Extracted records

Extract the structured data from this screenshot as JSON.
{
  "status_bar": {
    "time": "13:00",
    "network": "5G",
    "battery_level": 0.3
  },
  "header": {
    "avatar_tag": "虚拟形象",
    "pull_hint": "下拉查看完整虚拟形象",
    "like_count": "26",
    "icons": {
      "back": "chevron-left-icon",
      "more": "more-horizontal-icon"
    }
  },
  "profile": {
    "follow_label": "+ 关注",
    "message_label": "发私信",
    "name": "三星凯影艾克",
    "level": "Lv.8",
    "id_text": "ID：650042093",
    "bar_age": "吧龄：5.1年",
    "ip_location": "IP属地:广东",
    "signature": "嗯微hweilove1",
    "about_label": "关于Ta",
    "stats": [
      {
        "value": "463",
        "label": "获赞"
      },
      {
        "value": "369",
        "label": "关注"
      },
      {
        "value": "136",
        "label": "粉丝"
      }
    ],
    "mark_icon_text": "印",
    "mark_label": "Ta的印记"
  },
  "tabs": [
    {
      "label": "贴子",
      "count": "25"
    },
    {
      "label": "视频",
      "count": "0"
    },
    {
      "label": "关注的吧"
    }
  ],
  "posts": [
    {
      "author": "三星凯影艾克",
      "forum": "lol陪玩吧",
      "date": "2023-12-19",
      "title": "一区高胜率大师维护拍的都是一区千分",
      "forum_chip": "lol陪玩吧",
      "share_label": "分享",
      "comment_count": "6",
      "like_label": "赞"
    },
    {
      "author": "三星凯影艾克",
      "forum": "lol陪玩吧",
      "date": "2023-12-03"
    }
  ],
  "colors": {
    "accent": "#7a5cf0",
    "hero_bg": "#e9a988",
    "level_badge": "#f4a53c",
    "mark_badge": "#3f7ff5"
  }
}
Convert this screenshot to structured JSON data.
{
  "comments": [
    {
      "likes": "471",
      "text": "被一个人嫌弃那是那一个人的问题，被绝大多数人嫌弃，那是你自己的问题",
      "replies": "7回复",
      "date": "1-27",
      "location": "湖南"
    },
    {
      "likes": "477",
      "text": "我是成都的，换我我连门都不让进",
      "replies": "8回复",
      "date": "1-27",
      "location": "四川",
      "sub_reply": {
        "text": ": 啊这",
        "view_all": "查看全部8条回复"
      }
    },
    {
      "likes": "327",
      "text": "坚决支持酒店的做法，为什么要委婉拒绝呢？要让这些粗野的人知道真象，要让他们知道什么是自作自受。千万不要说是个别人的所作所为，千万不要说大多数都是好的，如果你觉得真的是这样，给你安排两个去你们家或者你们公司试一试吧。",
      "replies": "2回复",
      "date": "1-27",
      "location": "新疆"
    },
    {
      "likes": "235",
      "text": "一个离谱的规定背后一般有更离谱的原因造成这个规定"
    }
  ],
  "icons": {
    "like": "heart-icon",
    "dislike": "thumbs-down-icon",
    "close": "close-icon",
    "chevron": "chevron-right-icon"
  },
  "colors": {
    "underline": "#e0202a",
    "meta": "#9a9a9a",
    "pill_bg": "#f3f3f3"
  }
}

**Aim**
Everything from the line with "Convert this screenshot" to the end of the listing above needs to be duplicated exactly, both end lines included, with nothing more.

**Output below**
Convert this screenshot to structured JSON data.
{
  "comments": [
    {
      "likes": "471",
      "text": "被一个人嫌弃那是那一个人的问题，被绝大多数人嫌弃，那是你自己的问题",
      "replies": "7回复",
      "date": "1-27",
      "location": "湖南"
    },
    {
      "likes": "477",
      "text": "我是成都的，换我我连门都不让进",
      "replies": "8回复",
      "date": "1-27",
      "location": "四川",
      "sub_reply": {
        "text": ": 啊这",
        "view_all": "查看全部8条回复"
      }
    },
    {
      "likes": "327",
      "text": "坚决支持酒店的做法，为什么要委婉拒绝呢？要让这些粗野的人知道真象，要让他们知道什么是自作自受。千万不要说是个别人的所作所为，千万不要说大多数都是好的，如果你觉得真的是这样，给你安排两个去你们家或者你们公司试一试吧。",
      "replies": "2回复",
      "date": "1-27",
      "location": "新疆"
    },
    {
      "likes": "235",
      "text": "一个离谱的规定背后一般有更离谱的原因造成这个规定"
    }
  ],
  "icons": {
    "like": "heart-icon",
    "dislike": "thumbs-down-icon",
    "close": "close-icon",
    "chevron": "chevron-right-icon"
  },
  "colors": {
    "underline": "#e0202a",
    "meta": "#9a9a9a",
    "pill_bg": "#f3f3f3"
  }
}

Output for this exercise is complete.